The task =
Write out all lines holding the word "张涵宁馨".
* BEGIN Data extract *
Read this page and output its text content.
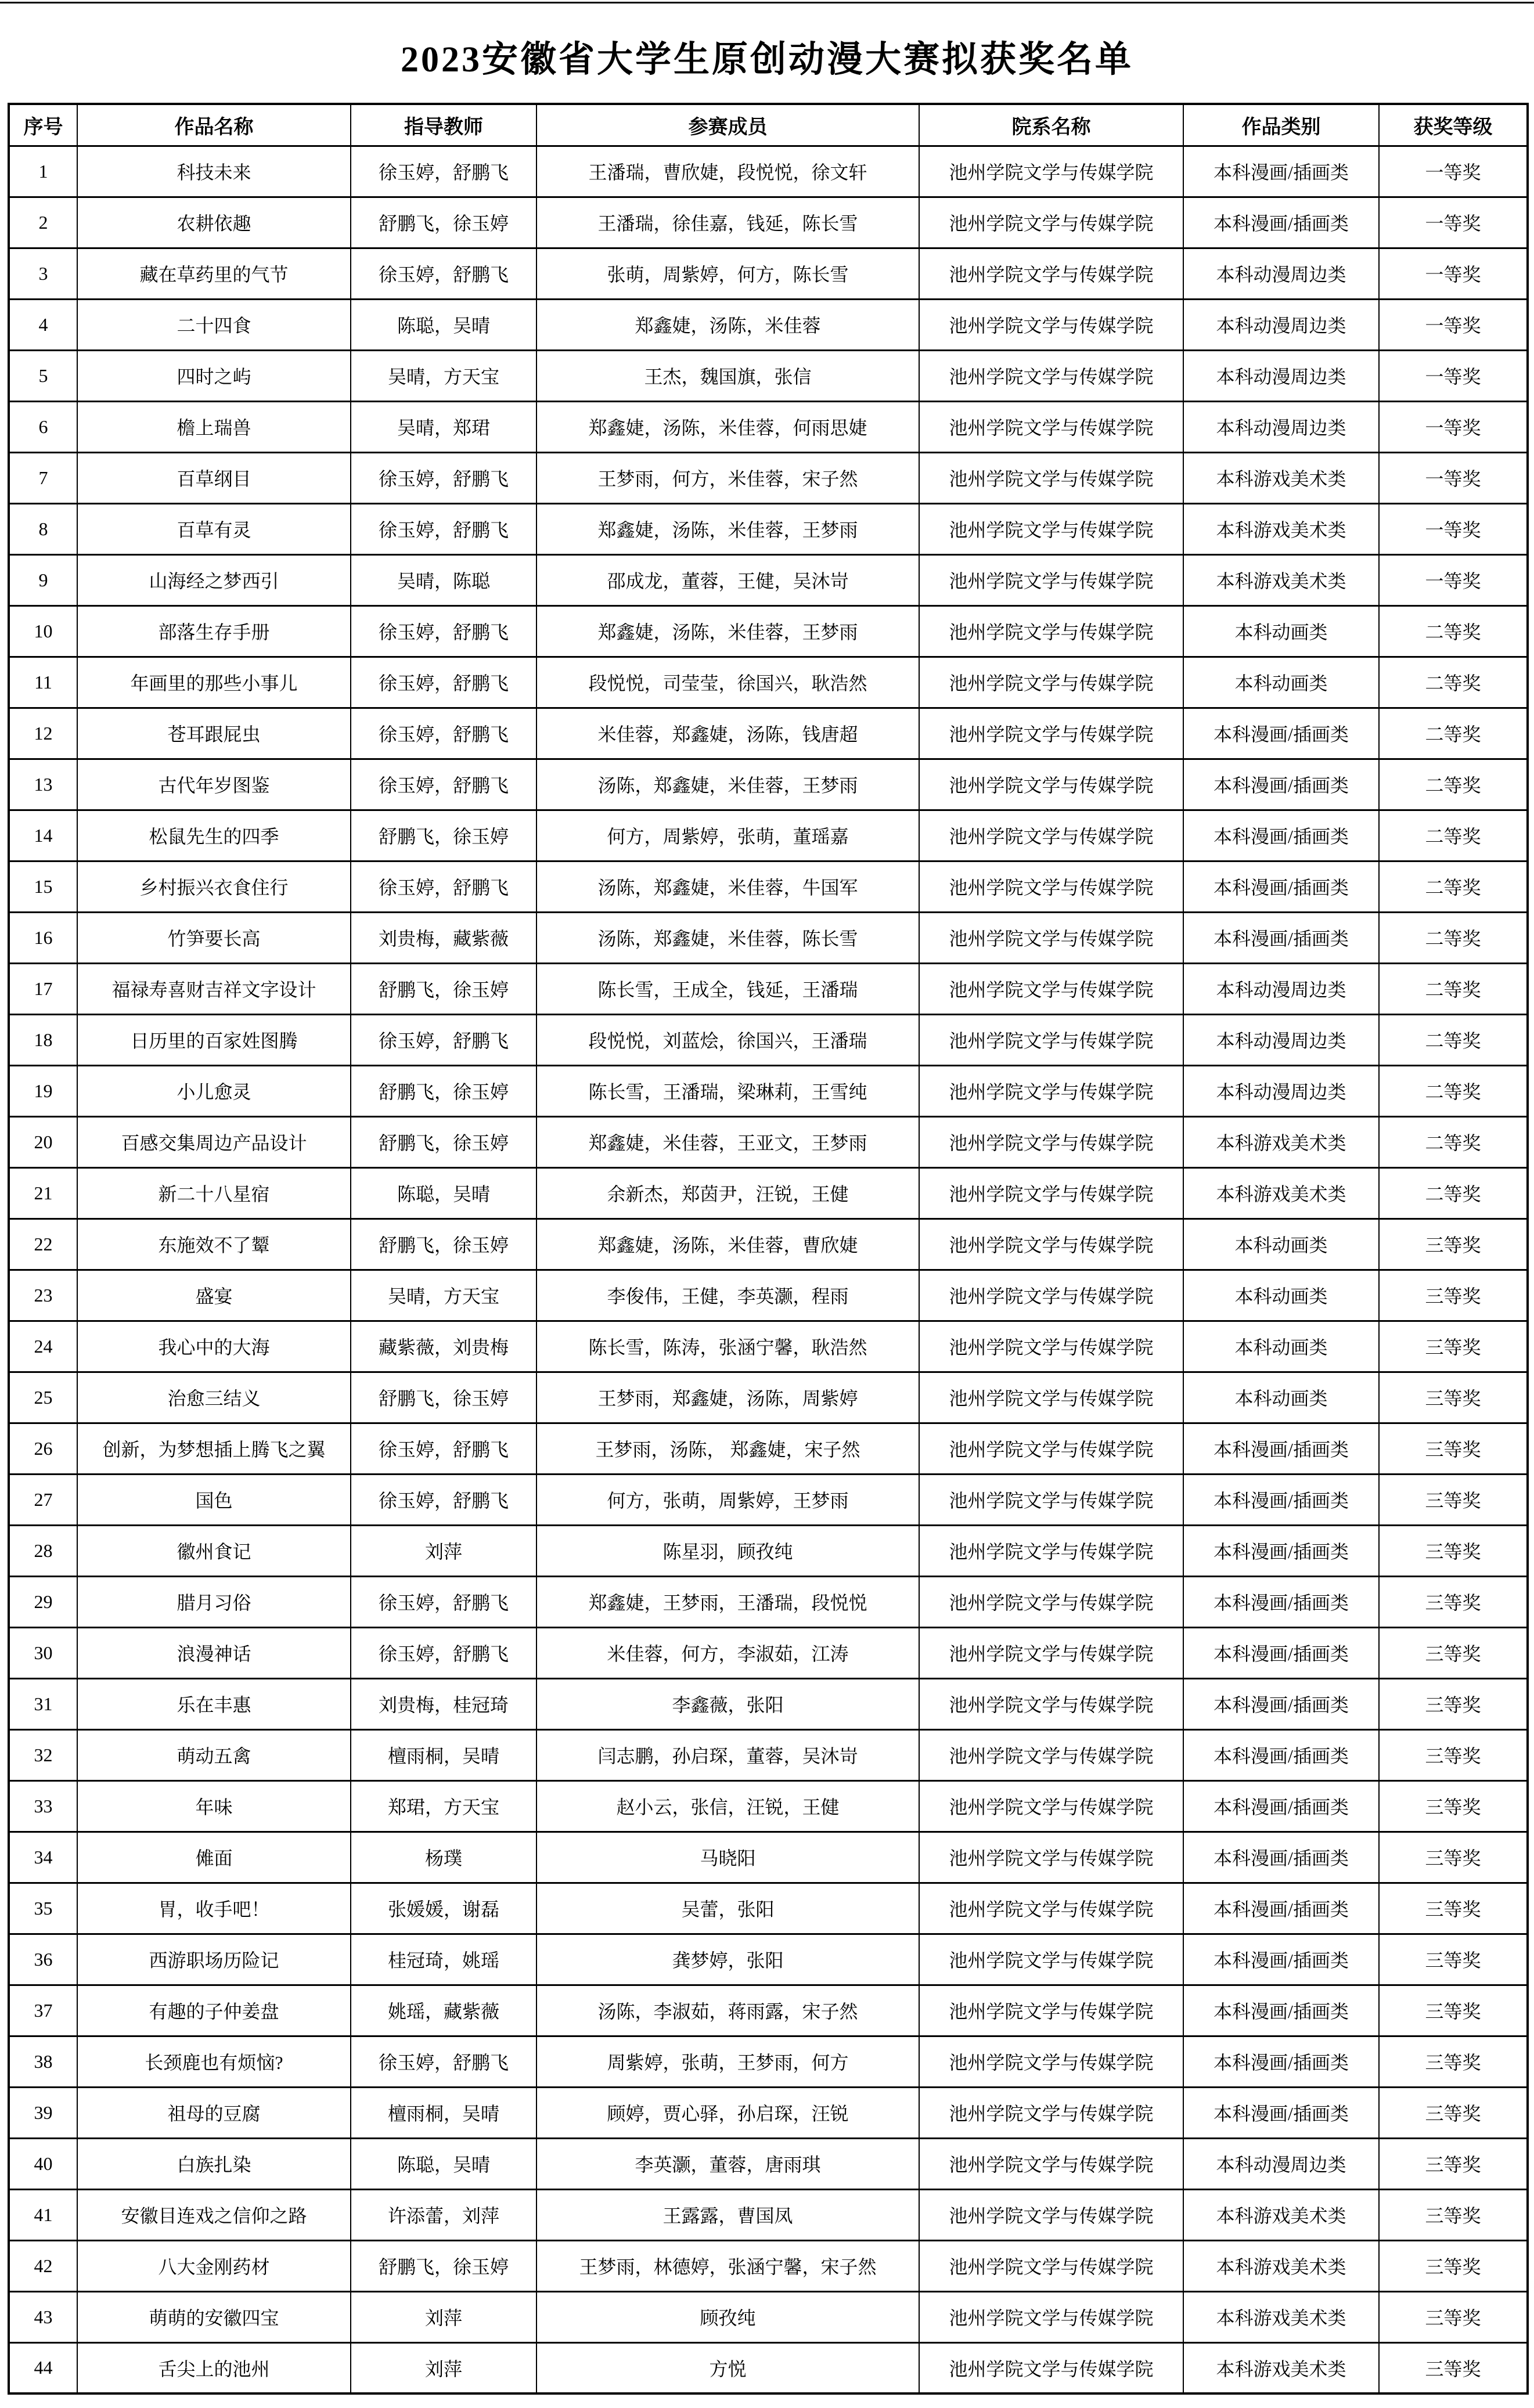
2023安徽省大学生原创动漫大赛拟获奖名单
序号	作品名称	指导教师	参赛成员	院系名称	作品类别	获奖等级
1	科技未来	徐玉婷，舒鹏飞	王潘瑞，曹欣婕，段悦悦，徐文轩	池州学院文学与传媒学院	本科漫画/插画类	一等奖
2	农耕依趣	舒鹏飞，徐玉婷	王潘瑞，徐佳嘉，钱延，陈长雪	池州学院文学与传媒学院	本科漫画/插画类	一等奖
3	藏在草药里的气节	徐玉婷，舒鹏飞	张萌，周紫婷，何方，陈长雪	池州学院文学与传媒学院	本科动漫周边类	一等奖
4	二十四食	陈聪，吴晴	郑鑫婕，汤陈，米佳蓉	池州学院文学与传媒学院	本科动漫周边类	一等奖
5	四时之屿	吴晴，方天宝	王杰，魏国旗，张信	池州学院文学与传媒学院	本科动漫周边类	一等奖
6	檐上瑞兽	吴晴，郑珺	郑鑫婕，汤陈，米佳蓉，何雨思婕	池州学院文学与传媒学院	本科动漫周边类	一等奖
7	百草纲目	徐玉婷，舒鹏飞	王梦雨，何方，米佳蓉，宋子然	池州学院文学与传媒学院	本科游戏美术类	一等奖
8	百草有灵	徐玉婷，舒鹏飞	郑鑫婕，汤陈，米佳蓉，王梦雨	池州学院文学与传媒学院	本科游戏美术类	一等奖
9	山海经之梦西引	吴晴，陈聪	邵成龙，董蓉，王健，吴沐岢	池州学院文学与传媒学院	本科游戏美术类	一等奖
10	部落生存手册	徐玉婷，舒鹏飞	郑鑫婕，汤陈，米佳蓉，王梦雨	池州学院文学与传媒学院	本科动画类	二等奖
11	年画里的那些小事儿	徐玉婷，舒鹏飞	段悦悦，司莹莹，徐国兴，耿浩然	池州学院文学与传媒学院	本科动画类	二等奖
12	苍耳跟屁虫	徐玉婷，舒鹏飞	米佳蓉，郑鑫婕，汤陈，钱唐超	池州学院文学与传媒学院	本科漫画/插画类	二等奖
13	古代年岁图鉴	徐玉婷，舒鹏飞	汤陈，郑鑫婕，米佳蓉，王梦雨	池州学院文学与传媒学院	本科漫画/插画类	二等奖
14	松鼠先生的四季	舒鹏飞，徐玉婷	何方，周紫婷，张萌，董瑶嘉	池州学院文学与传媒学院	本科漫画/插画类	二等奖
15	乡村振兴衣食住行	徐玉婷，舒鹏飞	汤陈，郑鑫婕，米佳蓉，牛国军	池州学院文学与传媒学院	本科漫画/插画类	二等奖
16	竹笋要长高	刘贵梅，藏紫薇	汤陈，郑鑫婕，米佳蓉，陈长雪	池州学院文学与传媒学院	本科漫画/插画类	二等奖
17	福禄寿喜财吉祥文字设计	舒鹏飞，徐玉婷	陈长雪，王成全，钱延，王潘瑞	池州学院文学与传媒学院	本科动漫周边类	二等奖
18	日历里的百家姓图腾	徐玉婷，舒鹏飞	段悦悦，刘蓝烩，徐国兴，王潘瑞	池州学院文学与传媒学院	本科动漫周边类	二等奖
19	小儿愈灵	舒鹏飞，徐玉婷	陈长雪，王潘瑞，梁琳莉，王雪纯	池州学院文学与传媒学院	本科动漫周边类	二等奖
20	百感交集周边产品设计	舒鹏飞，徐玉婷	郑鑫婕，米佳蓉，王亚文，王梦雨	池州学院文学与传媒学院	本科游戏美术类	二等奖
21	新二十八星宿	陈聪，吴晴	余新杰，郑茵尹，汪锐，王健	池州学院文学与传媒学院	本科游戏美术类	二等奖
22	东施效不了颦	舒鹏飞，徐玉婷	郑鑫婕，汤陈，米佳蓉，曹欣婕	池州学院文学与传媒学院	本科动画类	三等奖
23	盛宴	吴晴，方天宝	李俊伟，王健，李英灏，程雨	池州学院文学与传媒学院	本科动画类	三等奖
24	我心中的大海	藏紫薇，刘贵梅	陈长雪，陈涛，张涵宁馨，耿浩然	池州学院文学与传媒学院	本科动画类	三等奖
25	治愈三结义	舒鹏飞，徐玉婷	王梦雨，郑鑫婕，汤陈，周紫婷	池州学院文学与传媒学院	本科动画类	三等奖
26	创新，为梦想插上腾飞之翼	徐玉婷，舒鹏飞	王梦雨，汤陈， 郑鑫婕，宋子然	池州学院文学与传媒学院	本科漫画/插画类	三等奖
27	国色	徐玉婷，舒鹏飞	何方，张萌，周紫婷，王梦雨	池州学院文学与传媒学院	本科漫画/插画类	三等奖
28	徽州食记	刘萍	陈星羽，顾孜纯	池州学院文学与传媒学院	本科漫画/插画类	三等奖
29	腊月习俗	徐玉婷，舒鹏飞	郑鑫婕，王梦雨，王潘瑞，段悦悦	池州学院文学与传媒学院	本科漫画/插画类	三等奖
30	浪漫神话	徐玉婷，舒鹏飞	米佳蓉，何方，李淑茹，江涛	池州学院文学与传媒学院	本科漫画/插画类	三等奖
31	乐在丰惠	刘贵梅，桂冠琦	李鑫薇，张阳	池州学院文学与传媒学院	本科漫画/插画类	三等奖
32	萌动五禽	檀雨桐，吴晴	闫志鹏，孙启琛，董蓉，吴沐岢	池州学院文学与传媒学院	本科漫画/插画类	三等奖
33	年味	郑珺，方天宝	赵小云，张信，汪锐，王健	池州学院文学与传媒学院	本科漫画/插画类	三等奖
34	傩面	杨璞	马晓阳	池州学院文学与传媒学院	本科漫画/插画类	三等奖
35	胃，收手吧！	张媛媛，谢磊	吴蕾，张阳	池州学院文学与传媒学院	本科漫画/插画类	三等奖
36	西游职场历险记	桂冠琦，姚瑶	龚梦婷，张阳	池州学院文学与传媒学院	本科漫画/插画类	三等奖
37	有趣的子仲姜盘	姚瑶，藏紫薇	汤陈，李淑茹，蒋雨露，宋子然	池州学院文学与传媒学院	本科漫画/插画类	三等奖
38	长颈鹿也有烦恼?	徐玉婷，舒鹏飞	周紫婷，张萌，王梦雨，何方	池州学院文学与传媒学院	本科漫画/插画类	三等奖
39	祖母的豆腐	檀雨桐，吴晴	顾婷，贾心驿，孙启琛，汪锐	池州学院文学与传媒学院	本科漫画/插画类	三等奖
40	白族扎染	陈聪，吴晴	李英灏，董蓉，唐雨琪	池州学院文学与传媒学院	本科动漫周边类	三等奖
41	安徽目连戏之信仰之路	许添蕾，刘萍	王露露，曹国凤	池州学院文学与传媒学院	本科游戏美术类	三等奖
42	八大金刚药材	舒鹏飞，徐玉婷	王梦雨，林德婷，张涵宁馨，宋子然	池州学院文学与传媒学院	本科游戏美术类	三等奖
43	萌萌的安徽四宝	刘萍	顾孜纯	池州学院文学与传媒学院	本科游戏美术类	三等奖
44	舌尖上的池州	刘萍	方悦	池州学院文学与传媒学院	本科游戏美术类	三等奖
* END Data extract *
Result of this exercise =
24	我心中的大海	藏紫薇，刘贵梅	陈长雪，陈涛，张涵宁馨，耿浩然	池州学院文学与传媒学院	本科动画类	三等奖
42	八大金刚药材	舒鹏飞，徐玉婷	王梦雨，林德婷，张涵宁馨，宋子然	池州学院文学与传媒学院	本科游戏美术类	三等奖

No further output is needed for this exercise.